» **WORKING DATA**
# # # # #
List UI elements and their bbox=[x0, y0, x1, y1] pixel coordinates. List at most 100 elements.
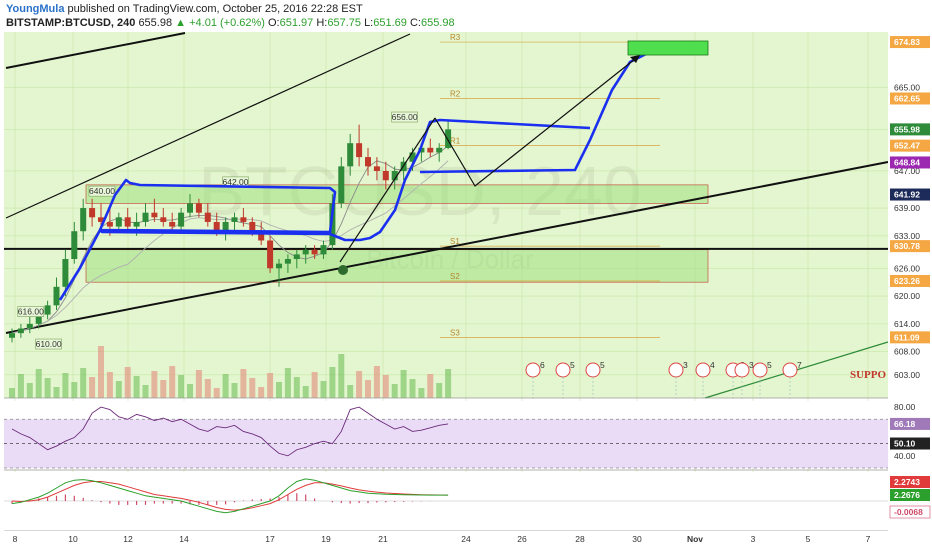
candle-body bbox=[267, 240, 274, 269]
volume-bar bbox=[418, 388, 425, 398]
candle-body bbox=[80, 208, 87, 232]
price-tick-label: 639.00 bbox=[894, 203, 920, 213]
time-tick-label: 12 bbox=[123, 534, 133, 544]
candle-body bbox=[231, 217, 238, 222]
volume-bar bbox=[204, 379, 211, 398]
candle-body bbox=[124, 217, 131, 227]
volume-bar bbox=[409, 379, 416, 398]
price-tag-label: 648.84 bbox=[894, 157, 920, 167]
candle-body bbox=[338, 166, 345, 204]
price-tag-label: 611.09 bbox=[894, 332, 920, 342]
rsi-tick-label: 80.00 bbox=[894, 402, 916, 412]
candle-body bbox=[240, 217, 247, 222]
candle-body bbox=[427, 147, 434, 153]
time-tick-label: 17 bbox=[265, 534, 275, 544]
price-tick-label: 626.00 bbox=[894, 263, 920, 273]
volume-bar bbox=[26, 383, 33, 398]
signal-value-label: 2.2676 bbox=[894, 490, 920, 500]
event-count: 3 bbox=[683, 360, 688, 370]
candle-body bbox=[302, 249, 309, 255]
event-count: 5 bbox=[570, 360, 575, 370]
volume-bar bbox=[347, 385, 354, 398]
candle-body bbox=[356, 143, 363, 158]
candle-body bbox=[151, 212, 158, 218]
event-flag-icon bbox=[782, 362, 798, 378]
price-tick-label: 614.00 bbox=[894, 319, 920, 329]
volume-bar bbox=[133, 376, 140, 398]
time-tick-label: 7 bbox=[866, 534, 871, 544]
event-flag-icon bbox=[668, 362, 684, 378]
time-tick-label: 26 bbox=[517, 534, 527, 544]
hist-value-label: -0.0068 bbox=[894, 507, 923, 517]
pivot-label-r3: R3 bbox=[450, 33, 461, 42]
candle-body bbox=[445, 129, 452, 148]
volume-bar bbox=[98, 346, 104, 398]
price-tick-label: 633.00 bbox=[894, 231, 920, 241]
volume-bar bbox=[178, 375, 185, 398]
candle-body bbox=[365, 157, 371, 167]
event-count: 6 bbox=[540, 360, 545, 370]
price-tag-label: 655.98 bbox=[894, 124, 920, 134]
candle-body bbox=[106, 221, 113, 227]
volume-bar bbox=[293, 377, 300, 398]
candle-body bbox=[276, 263, 282, 269]
volume-bar bbox=[365, 380, 371, 398]
candle-body bbox=[71, 231, 78, 260]
volume-bar bbox=[445, 369, 452, 398]
time-tick-label: 5 bbox=[806, 534, 811, 544]
volume-bar bbox=[356, 371, 363, 398]
candle-body bbox=[204, 212, 211, 222]
volume-bar bbox=[160, 380, 167, 398]
volume-bar bbox=[89, 377, 96, 398]
event-count: 5 bbox=[767, 360, 772, 370]
volume-bar bbox=[382, 375, 389, 398]
support-zone-1 bbox=[85, 249, 709, 283]
macd-pane[interactable]: 2.2743 2.2676 -0.0068 bbox=[4, 472, 931, 530]
event-flag-icon bbox=[734, 362, 750, 378]
candle-body bbox=[44, 305, 51, 315]
pivot-label-r1: R1 bbox=[450, 137, 461, 146]
volume-bar bbox=[427, 374, 434, 398]
event-count: 4 bbox=[710, 360, 715, 370]
volume-bar bbox=[276, 382, 282, 398]
time-tick-label: 19 bbox=[321, 534, 331, 544]
volume-bar bbox=[258, 387, 265, 398]
time-tick-label: 10 bbox=[68, 534, 78, 544]
price-tag-label: 662.65 bbox=[894, 93, 920, 103]
time-tick-label: 14 bbox=[179, 534, 189, 544]
volume-bar bbox=[115, 381, 122, 398]
pivot-label-s3: S3 bbox=[450, 328, 460, 337]
volume-bar bbox=[151, 371, 158, 398]
volume-bar bbox=[62, 373, 69, 398]
candle-body bbox=[169, 221, 176, 227]
volume-bar bbox=[436, 383, 443, 398]
volume-bar bbox=[53, 387, 60, 398]
price-tick-label: 665.00 bbox=[894, 83, 920, 93]
time-axis: 8 10 12 14 17 19 21 24 26 28 30 Nov 3 5 7 bbox=[0, 531, 932, 550]
price-tag-label: 630.78 bbox=[894, 241, 920, 251]
volume-bar bbox=[35, 369, 42, 398]
price-tag-label: 623.26 bbox=[894, 276, 920, 286]
time-tick-label: 3 bbox=[751, 534, 756, 544]
candle-body bbox=[284, 259, 291, 264]
volume-bar bbox=[80, 368, 87, 398]
candle-body bbox=[347, 143, 354, 167]
event-flag-icon bbox=[555, 362, 571, 378]
support-text: SUPPO bbox=[850, 369, 887, 381]
volume-bar bbox=[44, 378, 51, 398]
rsi-mid-label: 50.10 bbox=[894, 439, 916, 449]
rsi-pane[interactable]: 80.00 40.00 66.18 50.10 bbox=[4, 401, 930, 469]
volume-bar bbox=[106, 372, 113, 398]
event-count: 5 bbox=[600, 360, 605, 370]
time-tick-label: 24 bbox=[461, 534, 471, 544]
volume-bar bbox=[195, 370, 202, 398]
volume-bar bbox=[17, 374, 24, 398]
candle-body bbox=[382, 170, 389, 181]
price-chart[interactable]: BTCUSD, 240Bitcoin / DollarR3R2R1S1S2S36… bbox=[0, 0, 932, 550]
pivot-label-r2: R2 bbox=[450, 89, 461, 98]
candle-body bbox=[293, 254, 300, 260]
price-tick-label: 620.00 bbox=[894, 291, 920, 301]
volume-bar bbox=[338, 354, 345, 398]
pivot-label-s2: S2 bbox=[450, 272, 460, 281]
volume-bar bbox=[231, 383, 238, 398]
# # # # #
» **DIRECTIONS**
Can you rewrite the records above with each "volume-bar" changed to "volume-column", keeping everything else the same and omitting the pictures?

» **TASK RESPONSE**
List UI elements and their bbox=[x0, y0, x1, y1] pixel coordinates. List at most 100 elements.
candle-body bbox=[267, 240, 274, 269]
volume-column bbox=[418, 388, 425, 398]
candle-body bbox=[80, 208, 87, 232]
price-tick-label: 639.00 bbox=[894, 203, 920, 213]
time-tick-label: 12 bbox=[123, 534, 133, 544]
candle-body bbox=[231, 217, 238, 222]
volume-column bbox=[204, 379, 211, 398]
candle-body bbox=[124, 217, 131, 227]
volume-column bbox=[409, 379, 416, 398]
price-tag-label: 648.84 bbox=[894, 157, 920, 167]
candle-body bbox=[338, 166, 345, 204]
price-tag-label: 611.09 bbox=[894, 332, 920, 342]
rsi-tick-label: 80.00 bbox=[894, 402, 916, 412]
candle-body bbox=[240, 217, 247, 222]
candle-body bbox=[427, 147, 434, 153]
time-tick-label: 17 bbox=[265, 534, 275, 544]
price-tick-label: 626.00 bbox=[894, 263, 920, 273]
volume-column bbox=[26, 383, 33, 398]
signal-value-label: 2.2676 bbox=[894, 490, 920, 500]
event-count: 3 bbox=[683, 360, 688, 370]
candle-body bbox=[302, 249, 309, 255]
event-count: 5 bbox=[570, 360, 575, 370]
volume-column bbox=[347, 385, 354, 398]
candle-body bbox=[356, 143, 363, 158]
candle-body bbox=[151, 212, 158, 218]
event-flag-icon bbox=[782, 362, 798, 378]
price-tick-label: 614.00 bbox=[894, 319, 920, 329]
volume-column bbox=[133, 376, 140, 398]
time-tick-label: 7 bbox=[866, 534, 871, 544]
event-flag-icon bbox=[668, 362, 684, 378]
time-tick-label: 26 bbox=[517, 534, 527, 544]
hist-value-label: -0.0068 bbox=[894, 507, 923, 517]
pivot-label-r3: R3 bbox=[450, 33, 461, 42]
candle-body bbox=[445, 129, 452, 148]
volume-column bbox=[98, 346, 104, 398]
price-tick-label: 633.00 bbox=[894, 231, 920, 241]
volume-column bbox=[178, 375, 185, 398]
candle-body bbox=[365, 157, 371, 167]
event-count: 6 bbox=[540, 360, 545, 370]
price-tag-label: 655.98 bbox=[894, 124, 920, 134]
candle-body bbox=[106, 221, 113, 227]
volume-column bbox=[293, 377, 300, 398]
candle-body bbox=[276, 263, 282, 269]
volume-column bbox=[365, 380, 371, 398]
candle-body bbox=[71, 231, 78, 260]
volume-column bbox=[445, 369, 452, 398]
time-tick-label: 5 bbox=[806, 534, 811, 544]
volume-column bbox=[356, 371, 363, 398]
candle-body bbox=[204, 212, 211, 222]
volume-column bbox=[160, 380, 167, 398]
volume-column bbox=[89, 377, 96, 398]
event-count: 5 bbox=[767, 360, 772, 370]
volume-column bbox=[382, 375, 389, 398]
support-zone-1 bbox=[85, 249, 709, 283]
macd-pane[interactable]: 2.2743 2.2676 -0.0068 bbox=[4, 472, 931, 530]
event-flag-icon bbox=[734, 362, 750, 378]
candle-body bbox=[44, 305, 51, 315]
pivot-label-r1: R1 bbox=[450, 137, 461, 146]
volume-column bbox=[427, 374, 434, 398]
event-count: 4 bbox=[710, 360, 715, 370]
volume-column bbox=[276, 382, 282, 398]
time-tick-label: 19 bbox=[321, 534, 331, 544]
volume-column bbox=[258, 387, 265, 398]
time-tick-label: 10 bbox=[68, 534, 78, 544]
price-tag-label: 662.65 bbox=[894, 93, 920, 103]
time-tick-label: 14 bbox=[179, 534, 189, 544]
volume-column bbox=[115, 381, 122, 398]
pivot-label-s3: S3 bbox=[450, 328, 460, 337]
volume-column bbox=[151, 371, 158, 398]
volume-column bbox=[62, 373, 69, 398]
candle-body bbox=[169, 221, 176, 227]
volume-column bbox=[436, 383, 443, 398]
volume-column bbox=[53, 387, 60, 398]
price-tick-label: 665.00 bbox=[894, 83, 920, 93]
time-axis: 8 10 12 14 17 19 21 24 26 28 30 Nov 3 5 7 bbox=[0, 531, 932, 550]
price-tag-label: 630.78 bbox=[894, 241, 920, 251]
volume-column bbox=[35, 369, 42, 398]
price-tag-label: 623.26 bbox=[894, 276, 920, 286]
time-tick-label: 3 bbox=[751, 534, 756, 544]
candle-body bbox=[284, 259, 291, 264]
volume-column bbox=[80, 368, 87, 398]
candle-body bbox=[347, 143, 354, 167]
event-flag-icon bbox=[555, 362, 571, 378]
support-text: SUPPO bbox=[850, 369, 887, 381]
volume-column bbox=[44, 378, 51, 398]
rsi-mid-label: 50.10 bbox=[894, 439, 916, 449]
rsi-pane[interactable]: 80.00 40.00 66.18 50.10 bbox=[4, 401, 930, 469]
volume-column bbox=[106, 372, 113, 398]
event-count: 5 bbox=[600, 360, 605, 370]
time-tick-label: 24 bbox=[461, 534, 471, 544]
volume-column bbox=[195, 370, 202, 398]
volume-column bbox=[17, 374, 24, 398]
candle-body bbox=[382, 170, 389, 181]
price-chart[interactable]: BTCUSD, 240Bitcoin / DollarR3R2R1S1S2S36… bbox=[0, 0, 932, 550]
pivot-label-r2: R2 bbox=[450, 89, 461, 98]
candle-body bbox=[293, 254, 300, 260]
price-tick-label: 620.00 bbox=[894, 291, 920, 301]
volume-column bbox=[338, 354, 345, 398]
pivot-label-s2: S2 bbox=[450, 272, 460, 281]
volume-column bbox=[231, 383, 238, 398]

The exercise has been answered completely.